**TASK INSTRUCTIONS**:
Print the records below exactly as they appear.

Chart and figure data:

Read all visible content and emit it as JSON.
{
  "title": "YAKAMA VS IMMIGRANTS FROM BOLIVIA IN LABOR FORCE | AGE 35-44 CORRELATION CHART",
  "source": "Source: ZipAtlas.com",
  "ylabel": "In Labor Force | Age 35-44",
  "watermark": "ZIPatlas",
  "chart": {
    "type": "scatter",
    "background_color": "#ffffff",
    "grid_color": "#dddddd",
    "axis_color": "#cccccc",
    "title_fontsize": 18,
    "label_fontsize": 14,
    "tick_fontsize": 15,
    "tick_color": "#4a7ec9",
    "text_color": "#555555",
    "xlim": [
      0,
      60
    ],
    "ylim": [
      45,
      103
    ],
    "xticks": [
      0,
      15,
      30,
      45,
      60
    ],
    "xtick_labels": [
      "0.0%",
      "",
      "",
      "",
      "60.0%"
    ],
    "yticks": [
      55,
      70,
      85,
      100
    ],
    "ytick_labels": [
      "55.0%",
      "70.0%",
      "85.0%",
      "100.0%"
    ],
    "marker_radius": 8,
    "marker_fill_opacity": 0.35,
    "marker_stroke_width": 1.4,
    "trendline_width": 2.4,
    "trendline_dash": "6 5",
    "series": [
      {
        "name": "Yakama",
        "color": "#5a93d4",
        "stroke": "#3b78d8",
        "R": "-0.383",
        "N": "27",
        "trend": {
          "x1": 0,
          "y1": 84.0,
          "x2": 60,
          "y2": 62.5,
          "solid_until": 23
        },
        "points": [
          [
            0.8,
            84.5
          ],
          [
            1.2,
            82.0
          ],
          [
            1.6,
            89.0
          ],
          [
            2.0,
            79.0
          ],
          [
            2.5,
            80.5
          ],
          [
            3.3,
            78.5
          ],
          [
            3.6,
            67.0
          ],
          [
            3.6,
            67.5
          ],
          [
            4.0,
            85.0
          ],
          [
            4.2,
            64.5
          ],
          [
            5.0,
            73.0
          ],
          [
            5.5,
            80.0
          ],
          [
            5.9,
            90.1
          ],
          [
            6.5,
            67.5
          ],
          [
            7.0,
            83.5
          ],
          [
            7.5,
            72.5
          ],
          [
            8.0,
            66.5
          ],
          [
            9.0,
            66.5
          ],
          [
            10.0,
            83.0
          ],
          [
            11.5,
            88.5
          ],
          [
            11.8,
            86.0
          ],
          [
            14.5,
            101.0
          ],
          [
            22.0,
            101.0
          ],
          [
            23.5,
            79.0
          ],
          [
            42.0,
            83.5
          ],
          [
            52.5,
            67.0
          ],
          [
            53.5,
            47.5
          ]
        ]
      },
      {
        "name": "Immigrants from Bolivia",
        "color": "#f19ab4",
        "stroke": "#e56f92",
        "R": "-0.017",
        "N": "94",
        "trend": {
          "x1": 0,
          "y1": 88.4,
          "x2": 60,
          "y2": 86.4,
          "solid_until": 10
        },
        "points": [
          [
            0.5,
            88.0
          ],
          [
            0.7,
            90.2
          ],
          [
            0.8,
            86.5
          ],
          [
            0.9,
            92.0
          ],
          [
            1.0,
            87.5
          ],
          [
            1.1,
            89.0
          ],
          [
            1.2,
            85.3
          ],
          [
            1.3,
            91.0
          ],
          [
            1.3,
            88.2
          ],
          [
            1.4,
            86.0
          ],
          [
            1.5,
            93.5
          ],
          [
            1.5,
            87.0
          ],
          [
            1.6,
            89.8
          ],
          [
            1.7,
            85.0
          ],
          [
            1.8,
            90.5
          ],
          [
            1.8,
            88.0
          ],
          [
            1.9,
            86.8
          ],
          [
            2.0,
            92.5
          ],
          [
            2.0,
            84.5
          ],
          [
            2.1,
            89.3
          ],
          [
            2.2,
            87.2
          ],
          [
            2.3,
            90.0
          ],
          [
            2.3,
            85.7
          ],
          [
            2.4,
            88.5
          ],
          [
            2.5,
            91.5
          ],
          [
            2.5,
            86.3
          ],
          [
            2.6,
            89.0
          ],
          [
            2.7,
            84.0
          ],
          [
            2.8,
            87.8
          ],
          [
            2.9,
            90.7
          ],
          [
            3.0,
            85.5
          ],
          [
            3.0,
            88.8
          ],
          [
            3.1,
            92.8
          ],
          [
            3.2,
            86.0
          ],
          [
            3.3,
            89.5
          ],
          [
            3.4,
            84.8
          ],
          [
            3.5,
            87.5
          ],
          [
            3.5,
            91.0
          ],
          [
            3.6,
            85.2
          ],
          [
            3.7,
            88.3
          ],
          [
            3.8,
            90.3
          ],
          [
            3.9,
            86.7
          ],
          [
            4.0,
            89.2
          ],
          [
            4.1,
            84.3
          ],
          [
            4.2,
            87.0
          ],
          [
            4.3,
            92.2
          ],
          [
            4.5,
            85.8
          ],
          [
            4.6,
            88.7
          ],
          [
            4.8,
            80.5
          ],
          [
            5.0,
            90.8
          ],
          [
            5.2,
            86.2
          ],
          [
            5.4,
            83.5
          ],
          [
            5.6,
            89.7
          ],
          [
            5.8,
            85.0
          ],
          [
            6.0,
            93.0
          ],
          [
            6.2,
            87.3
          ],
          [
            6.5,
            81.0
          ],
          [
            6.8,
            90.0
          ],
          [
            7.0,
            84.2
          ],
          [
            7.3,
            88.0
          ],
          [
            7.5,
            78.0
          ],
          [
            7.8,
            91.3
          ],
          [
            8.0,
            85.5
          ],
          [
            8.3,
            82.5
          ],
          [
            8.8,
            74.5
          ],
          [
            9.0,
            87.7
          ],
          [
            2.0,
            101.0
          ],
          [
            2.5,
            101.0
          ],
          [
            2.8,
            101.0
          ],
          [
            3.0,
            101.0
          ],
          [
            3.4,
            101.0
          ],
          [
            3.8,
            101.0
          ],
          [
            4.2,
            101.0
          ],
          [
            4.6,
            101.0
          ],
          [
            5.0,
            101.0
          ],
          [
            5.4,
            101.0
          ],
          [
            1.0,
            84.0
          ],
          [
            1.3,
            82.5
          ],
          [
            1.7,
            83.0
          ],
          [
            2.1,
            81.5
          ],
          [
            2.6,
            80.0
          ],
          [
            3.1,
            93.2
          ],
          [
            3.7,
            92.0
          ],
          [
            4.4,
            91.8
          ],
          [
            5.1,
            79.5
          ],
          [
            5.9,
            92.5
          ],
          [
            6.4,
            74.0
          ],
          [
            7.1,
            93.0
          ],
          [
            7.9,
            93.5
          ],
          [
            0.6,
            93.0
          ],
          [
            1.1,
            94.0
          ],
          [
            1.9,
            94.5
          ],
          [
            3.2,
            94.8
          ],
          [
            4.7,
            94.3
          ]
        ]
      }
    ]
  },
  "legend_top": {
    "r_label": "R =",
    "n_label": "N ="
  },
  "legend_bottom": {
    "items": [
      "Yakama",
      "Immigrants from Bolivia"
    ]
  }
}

**SOLUTION**:
Read all visible content and emit it as JSON.
{
  "title": "YAKAMA VS IMMIGRANTS FROM BOLIVIA IN LABOR FORCE | AGE 35-44 CORRELATION CHART",
  "source": "Source: ZipAtlas.com",
  "ylabel": "In Labor Force | Age 35-44",
  "watermark": "ZIPatlas",
  "chart": {
    "type": "scatter",
    "background_color": "#ffffff",
    "grid_color": "#dddddd",
    "axis_color": "#cccccc",
    "title_fontsize": 18,
    "label_fontsize": 14,
    "tick_fontsize": 15,
    "tick_color": "#4a7ec9",
    "text_color": "#555555",
    "xlim": [
      0,
      60
    ],
    "ylim": [
      45,
      103
    ],
    "xticks": [
      0,
      15,
      30,
      45,
      60
    ],
    "xtick_labels": [
      "0.0%",
      "",
      "",
      "",
      "60.0%"
    ],
    "yticks": [
      55,
      70,
      85,
      100
    ],
    "ytick_labels": [
      "55.0%",
      "70.0%",
      "85.0%",
      "100.0%"
    ],
    "marker_radius": 8,
    "marker_fill_opacity": 0.35,
    "marker_stroke_width": 1.4,
    "trendline_width": 2.4,
    "trendline_dash": "6 5",
    "series": [
      {
        "name": "Yakama",
        "color": "#5a93d4",
        "stroke": "#3b78d8",
        "R": "-0.383",
        "N": "27",
        "trend": {
          "x1": 0,
          "y1": 84.0,
          "x2": 60,
          "y2": 62.5,
          "solid_until": 23
        },
        "points": [
          [
            0.8,
            84.5
          ],
          [
            1.2,
            82.0
          ],
          [
            1.6,
            89.0
          ],
          [
            2.0,
            79.0
          ],
          [
            2.5,
            80.5
          ],
          [
            3.3,
            78.5
          ],
          [
            3.6,
            67.0
          ],
          [
            3.6,
            67.5
          ],
          [
            4.0,
            85.0
          ],
          [
            4.2,
            64.5
          ],
          [
            5.0,
            73.0
          ],
          [
            5.5,
            80.0
          ],
          [
            5.9,
            90.1
          ],
          [
            6.5,
            67.5
          ],
          [
            7.0,
            83.5
          ],
          [
            7.5,
            72.5
          ],
          [
            8.0,
            66.5
          ],
          [
            9.0,
            66.5
          ],
          [
            10.0,
            83.0
          ],
          [
            11.5,
            88.5
          ],
          [
            11.8,
            86.0
          ],
          [
            14.5,
            101.0
          ],
          [
            22.0,
            101.0
          ],
          [
            23.5,
            79.0
          ],
          [
            42.0,
            83.5
          ],
          [
            52.5,
            67.0
          ],
          [
            53.5,
            47.5
          ]
        ]
      },
      {
        "name": "Immigrants from Bolivia",
        "color": "#f19ab4",
        "stroke": "#e56f92",
        "R": "-0.017",
        "N": "94",
        "trend": {
          "x1": 0,
          "y1": 88.4,
          "x2": 60,
          "y2": 86.4,
          "solid_until": 10
        },
        "points": [
          [
            0.5,
            88.0
          ],
          [
            0.7,
            90.2
          ],
          [
            0.8,
            86.5
          ],
          [
            0.9,
            92.0
          ],
          [
            1.0,
            87.5
          ],
          [
            1.1,
            89.0
          ],
          [
            1.2,
            85.3
          ],
          [
            1.3,
            91.0
          ],
          [
            1.3,
            88.2
          ],
          [
            1.4,
            86.0
          ],
          [
            1.5,
            93.5
          ],
          [
            1.5,
            87.0
          ],
          [
            1.6,
            89.8
          ],
          [
            1.7,
            85.0
          ],
          [
            1.8,
            90.5
          ],
          [
            1.8,
            88.0
          ],
          [
            1.9,
            86.8
          ],
          [
            2.0,
            92.5
          ],
          [
            2.0,
            84.5
          ],
          [
            2.1,
            89.3
          ],
          [
            2.2,
            87.2
          ],
          [
            2.3,
            90.0
          ],
          [
            2.3,
            85.7
          ],
          [
            2.4,
            88.5
          ],
          [
            2.5,
            91.5
          ],
          [
            2.5,
            86.3
          ],
          [
            2.6,
            89.0
          ],
          [
            2.7,
            84.0
          ],
          [
            2.8,
            87.8
          ],
          [
            2.9,
            90.7
          ],
          [
            3.0,
            85.5
          ],
          [
            3.0,
            88.8
          ],
          [
            3.1,
            92.8
          ],
          [
            3.2,
            86.0
          ],
          [
            3.3,
            89.5
          ],
          [
            3.4,
            84.8
          ],
          [
            3.5,
            87.5
          ],
          [
            3.5,
            91.0
          ],
          [
            3.6,
            85.2
          ],
          [
            3.7,
            88.3
          ],
          [
            3.8,
            90.3
          ],
          [
            3.9,
            86.7
          ],
          [
            4.0,
            89.2
          ],
          [
            4.1,
            84.3
          ],
          [
            4.2,
            87.0
          ],
          [
            4.3,
            92.2
          ],
          [
            4.5,
            85.8
          ],
          [
            4.6,
            88.7
          ],
          [
            4.8,
            80.5
          ],
          [
            5.0,
            90.8
          ],
          [
            5.2,
            86.2
          ],
          [
            5.4,
            83.5
          ],
          [
            5.6,
            89.7
          ],
          [
            5.8,
            85.0
          ],
          [
            6.0,
            93.0
          ],
          [
            6.2,
            87.3
          ],
          [
            6.5,
            81.0
          ],
          [
            6.8,
            90.0
          ],
          [
            7.0,
            84.2
          ],
          [
            7.3,
            88.0
          ],
          [
            7.5,
            78.0
          ],
          [
            7.8,
            91.3
          ],
          [
            8.0,
            85.5
          ],
          [
            8.3,
            82.5
          ],
          [
            8.8,
            74.5
          ],
          [
            9.0,
            87.7
          ],
          [
            2.0,
            101.0
          ],
          [
            2.5,
            101.0
          ],
          [
            2.8,
            101.0
          ],
          [
            3.0,
            101.0
          ],
          [
            3.4,
            101.0
          ],
          [
            3.8,
            101.0
          ],
          [
            4.2,
            101.0
          ],
          [
            4.6,
            101.0
          ],
          [
            5.0,
            101.0
          ],
          [
            5.4,
            101.0
          ],
          [
            1.0,
            84.0
          ],
          [
            1.3,
            82.5
          ],
          [
            1.7,
            83.0
          ],
          [
            2.1,
            81.5
          ],
          [
            2.6,
            80.0
          ],
          [
            3.1,
            93.2
          ],
          [
            3.7,
            92.0
          ],
          [
            4.4,
            91.8
          ],
          [
            5.1,
            79.5
          ],
          [
            5.9,
            92.5
          ],
          [
            6.4,
            74.0
          ],
          [
            7.1,
            93.0
          ],
          [
            7.9,
            93.5
          ],
          [
            0.6,
            93.0
          ],
          [
            1.1,
            94.0
          ],
          [
            1.9,
            94.5
          ],
          [
            3.2,
            94.8
          ],
          [
            4.7,
            94.3
          ]
        ]
      }
    ]
  },
  "legend_top": {
    "r_label": "R =",
    "n_label": "N ="
  },
  "legend_bottom": {
    "items": [
      "Yakama",
      "Immigrants from Bolivia"
    ]
  }
}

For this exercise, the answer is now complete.